===== DATASET ENTRIES =====

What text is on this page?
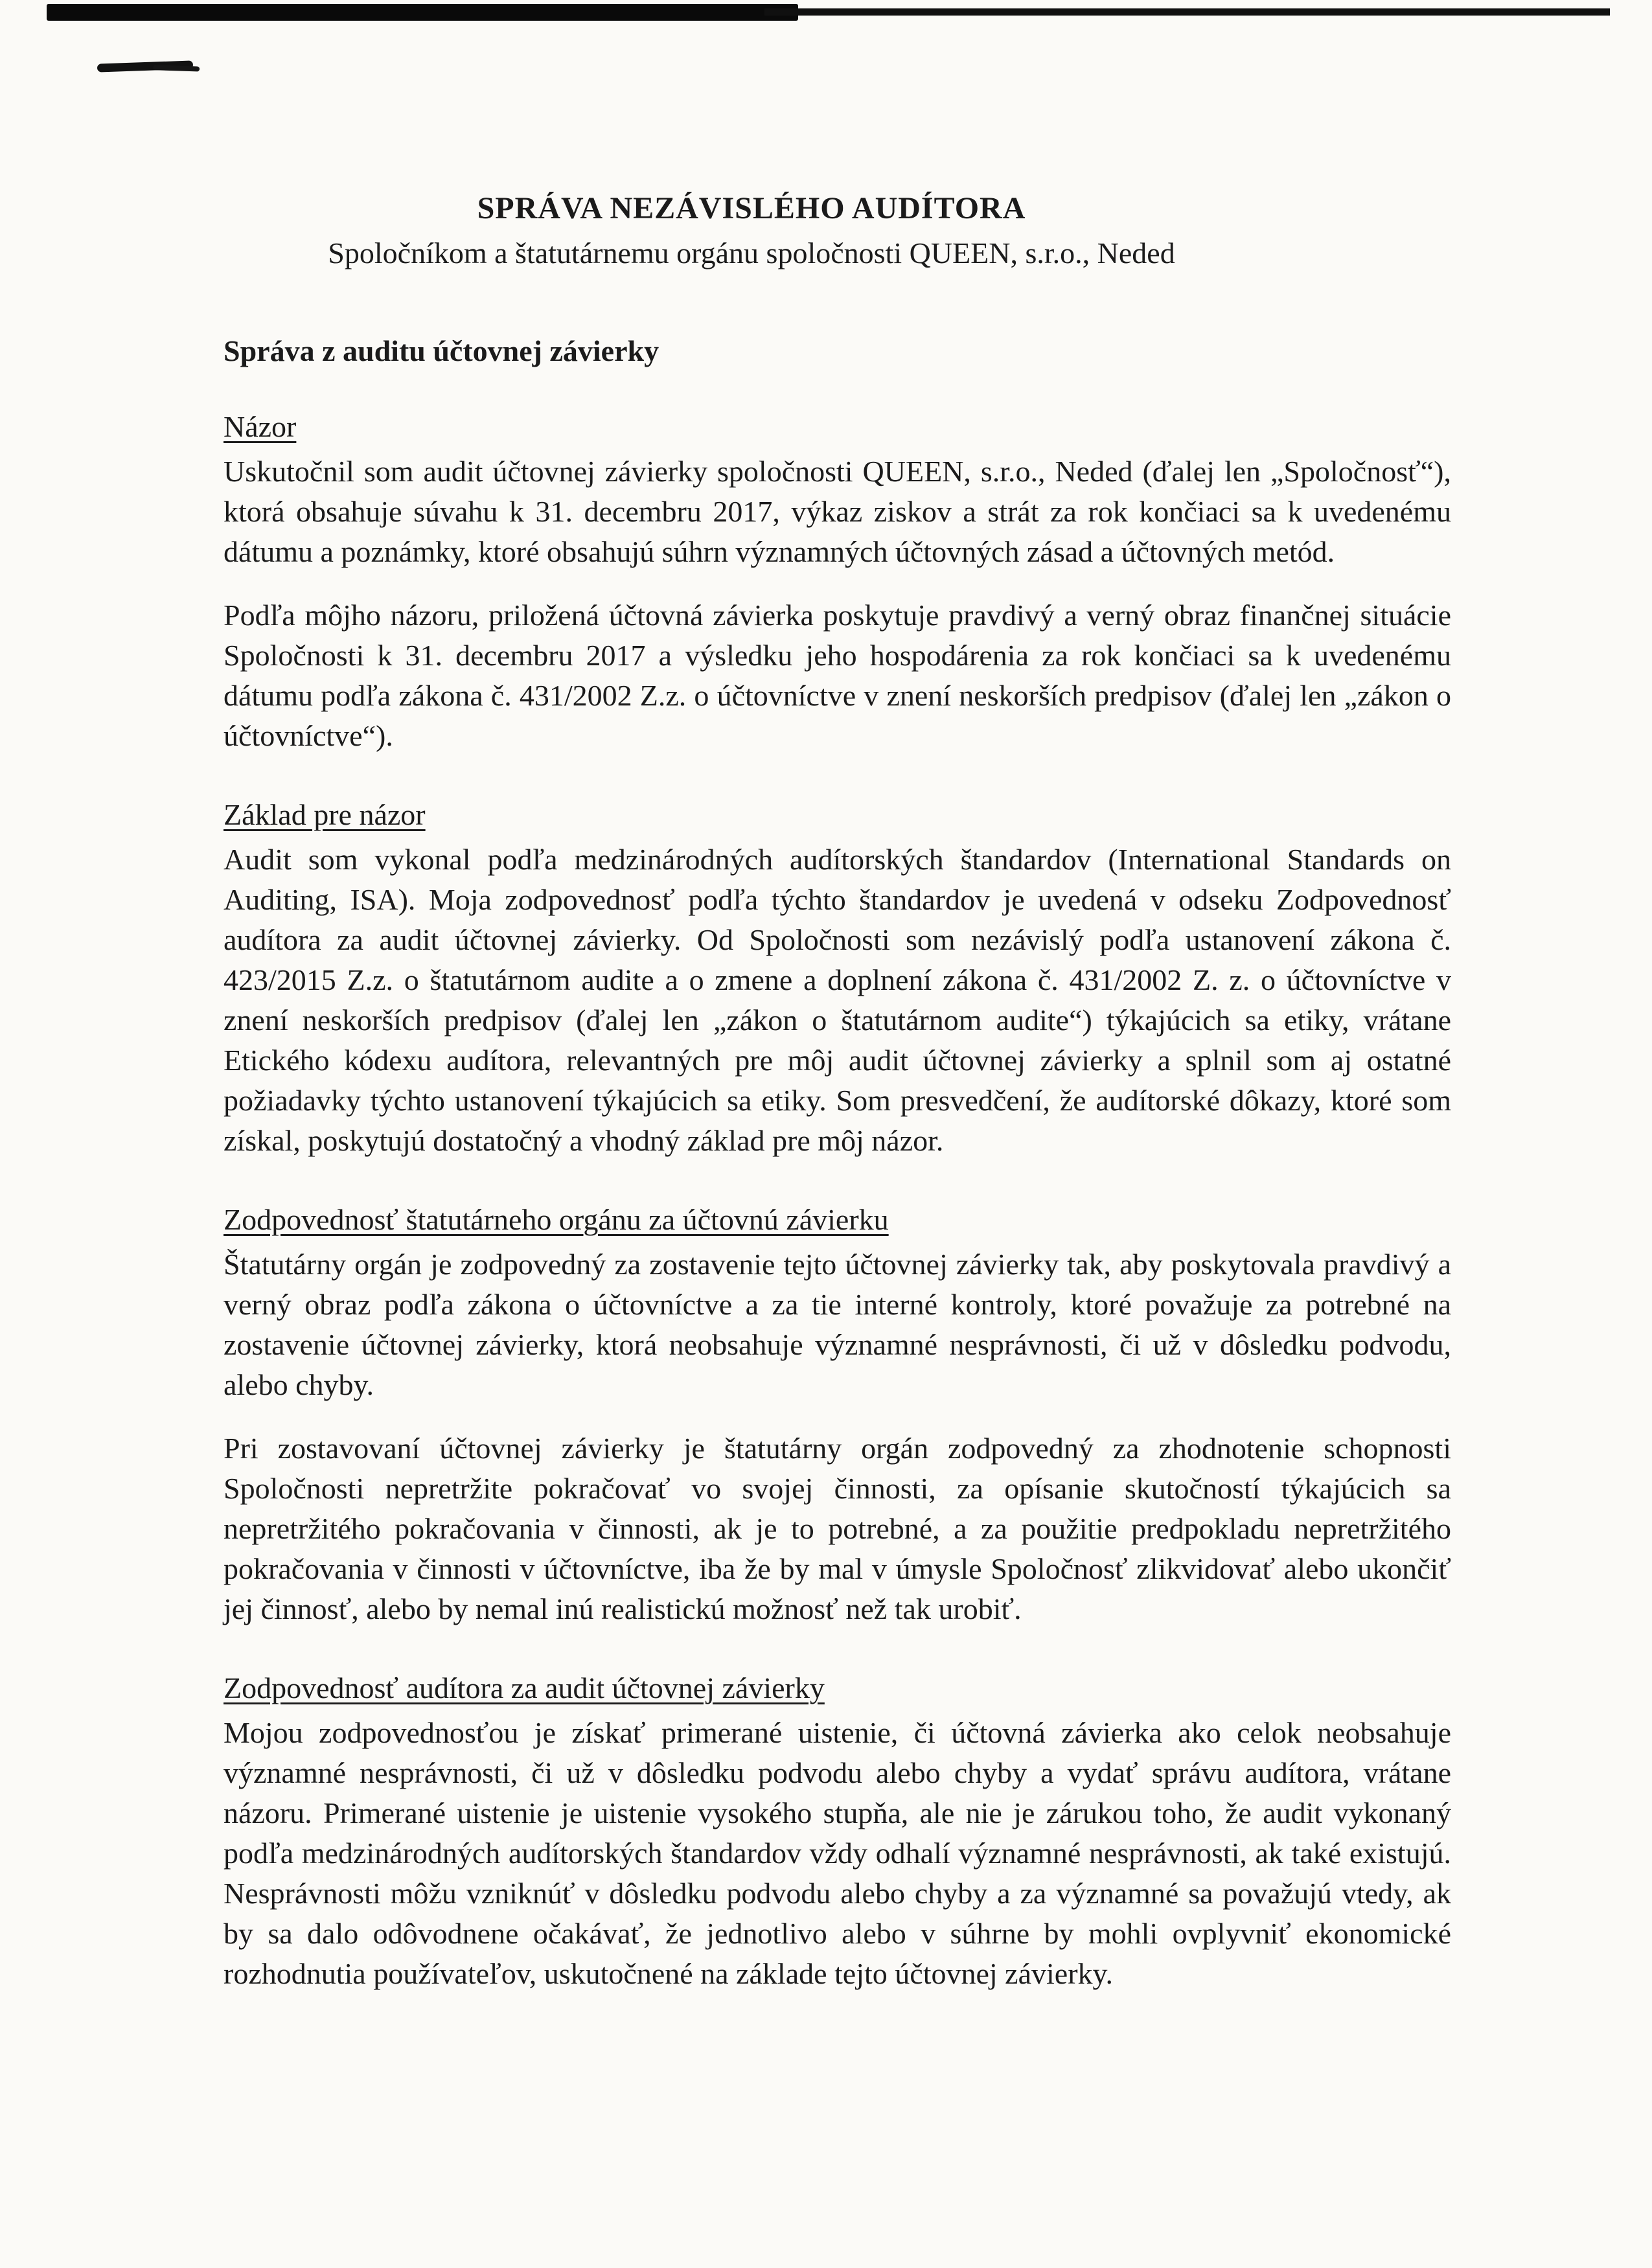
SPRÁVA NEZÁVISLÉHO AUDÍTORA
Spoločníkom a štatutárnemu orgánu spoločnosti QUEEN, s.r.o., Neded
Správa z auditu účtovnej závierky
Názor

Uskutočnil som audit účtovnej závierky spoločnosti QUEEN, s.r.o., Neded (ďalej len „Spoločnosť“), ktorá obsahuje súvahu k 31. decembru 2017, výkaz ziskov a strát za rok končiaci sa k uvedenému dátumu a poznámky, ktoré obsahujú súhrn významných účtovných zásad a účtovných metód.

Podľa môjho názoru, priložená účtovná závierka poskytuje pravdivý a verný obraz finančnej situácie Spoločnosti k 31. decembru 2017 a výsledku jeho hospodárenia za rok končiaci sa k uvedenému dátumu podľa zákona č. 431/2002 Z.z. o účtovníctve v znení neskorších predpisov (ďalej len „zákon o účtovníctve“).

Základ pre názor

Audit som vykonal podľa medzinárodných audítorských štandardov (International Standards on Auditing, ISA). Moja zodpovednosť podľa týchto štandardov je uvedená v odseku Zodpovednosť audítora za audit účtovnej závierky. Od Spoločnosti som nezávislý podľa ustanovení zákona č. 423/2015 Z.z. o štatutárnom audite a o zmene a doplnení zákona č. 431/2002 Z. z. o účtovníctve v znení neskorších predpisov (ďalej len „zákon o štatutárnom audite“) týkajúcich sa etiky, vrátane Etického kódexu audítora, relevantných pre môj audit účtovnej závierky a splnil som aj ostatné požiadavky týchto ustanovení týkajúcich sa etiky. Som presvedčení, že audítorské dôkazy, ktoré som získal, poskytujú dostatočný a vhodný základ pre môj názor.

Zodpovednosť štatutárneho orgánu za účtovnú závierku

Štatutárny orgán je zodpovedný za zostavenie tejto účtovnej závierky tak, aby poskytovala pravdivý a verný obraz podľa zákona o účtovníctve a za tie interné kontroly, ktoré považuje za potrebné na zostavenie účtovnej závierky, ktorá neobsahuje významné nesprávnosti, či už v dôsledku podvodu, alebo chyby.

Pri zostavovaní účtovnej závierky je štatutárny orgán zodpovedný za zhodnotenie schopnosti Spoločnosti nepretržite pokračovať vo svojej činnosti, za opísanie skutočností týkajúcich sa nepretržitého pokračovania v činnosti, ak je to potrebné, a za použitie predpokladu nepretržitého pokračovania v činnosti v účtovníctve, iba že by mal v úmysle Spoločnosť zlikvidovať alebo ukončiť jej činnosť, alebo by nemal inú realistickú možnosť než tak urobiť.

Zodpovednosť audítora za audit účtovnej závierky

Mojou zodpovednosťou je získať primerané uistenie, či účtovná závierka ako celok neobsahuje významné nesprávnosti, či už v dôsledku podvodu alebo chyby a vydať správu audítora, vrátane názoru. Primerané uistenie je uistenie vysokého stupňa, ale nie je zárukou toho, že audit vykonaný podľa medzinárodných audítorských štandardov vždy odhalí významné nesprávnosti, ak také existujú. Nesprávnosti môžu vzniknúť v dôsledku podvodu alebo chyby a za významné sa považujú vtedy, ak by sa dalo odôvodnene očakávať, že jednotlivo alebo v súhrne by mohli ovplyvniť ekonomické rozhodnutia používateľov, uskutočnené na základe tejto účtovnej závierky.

=====
===== DATASET ENTRIES =====

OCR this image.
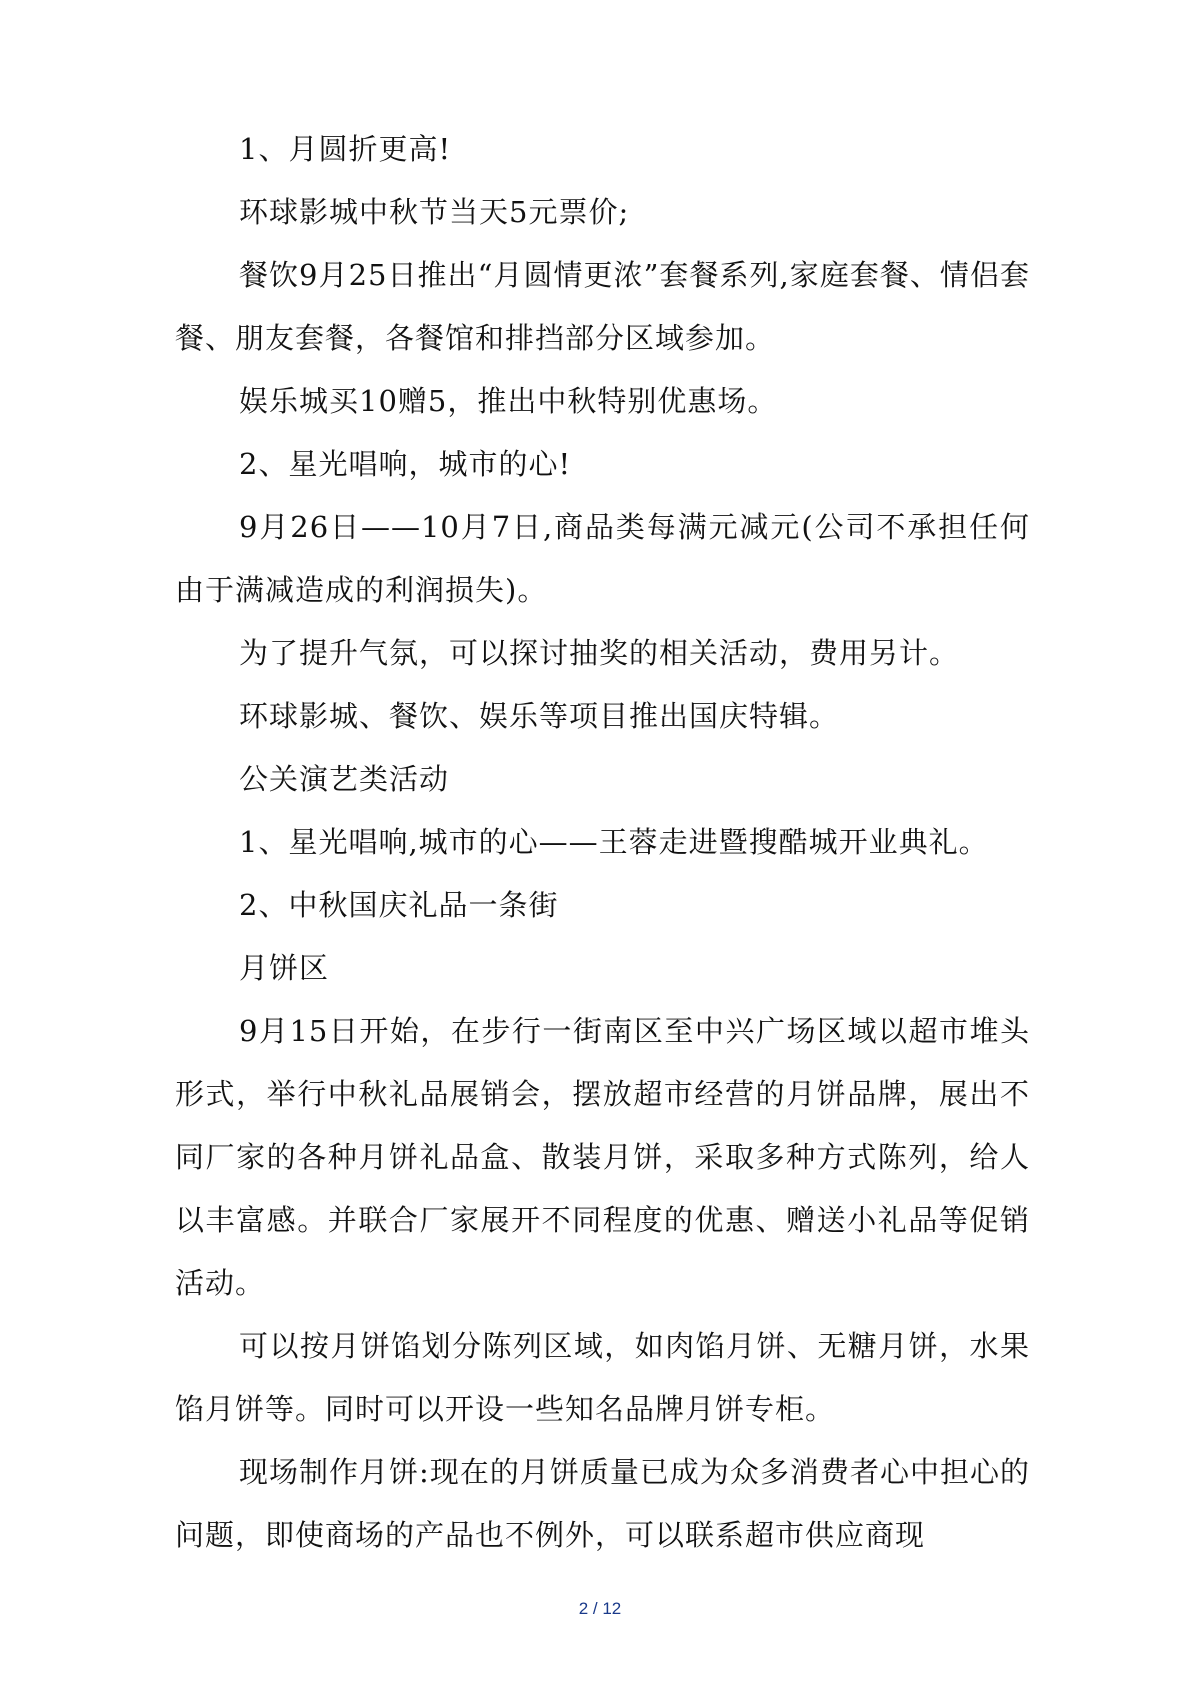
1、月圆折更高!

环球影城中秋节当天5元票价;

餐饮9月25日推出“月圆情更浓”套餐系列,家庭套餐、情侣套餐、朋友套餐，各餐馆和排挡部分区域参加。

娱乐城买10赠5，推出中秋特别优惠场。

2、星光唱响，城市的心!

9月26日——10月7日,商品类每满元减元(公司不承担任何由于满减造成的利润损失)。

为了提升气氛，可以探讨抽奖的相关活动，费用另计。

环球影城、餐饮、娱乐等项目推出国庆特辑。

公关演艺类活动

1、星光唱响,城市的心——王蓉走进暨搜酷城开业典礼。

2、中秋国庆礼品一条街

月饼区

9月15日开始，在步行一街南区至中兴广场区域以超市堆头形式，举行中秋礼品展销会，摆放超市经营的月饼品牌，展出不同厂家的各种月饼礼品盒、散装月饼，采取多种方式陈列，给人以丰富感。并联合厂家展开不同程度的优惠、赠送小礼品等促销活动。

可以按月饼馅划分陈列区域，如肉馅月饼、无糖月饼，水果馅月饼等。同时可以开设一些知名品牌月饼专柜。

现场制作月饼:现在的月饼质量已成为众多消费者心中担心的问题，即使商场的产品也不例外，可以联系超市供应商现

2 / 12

=====

- AIM
In the lines above, find each one with "星光唱响" and list it.

- SOLVED PROBLEM
2、星光唱响，城市的心!
1、星光唱响,城市的心——王蓉走进暨搜酷城开业典礼。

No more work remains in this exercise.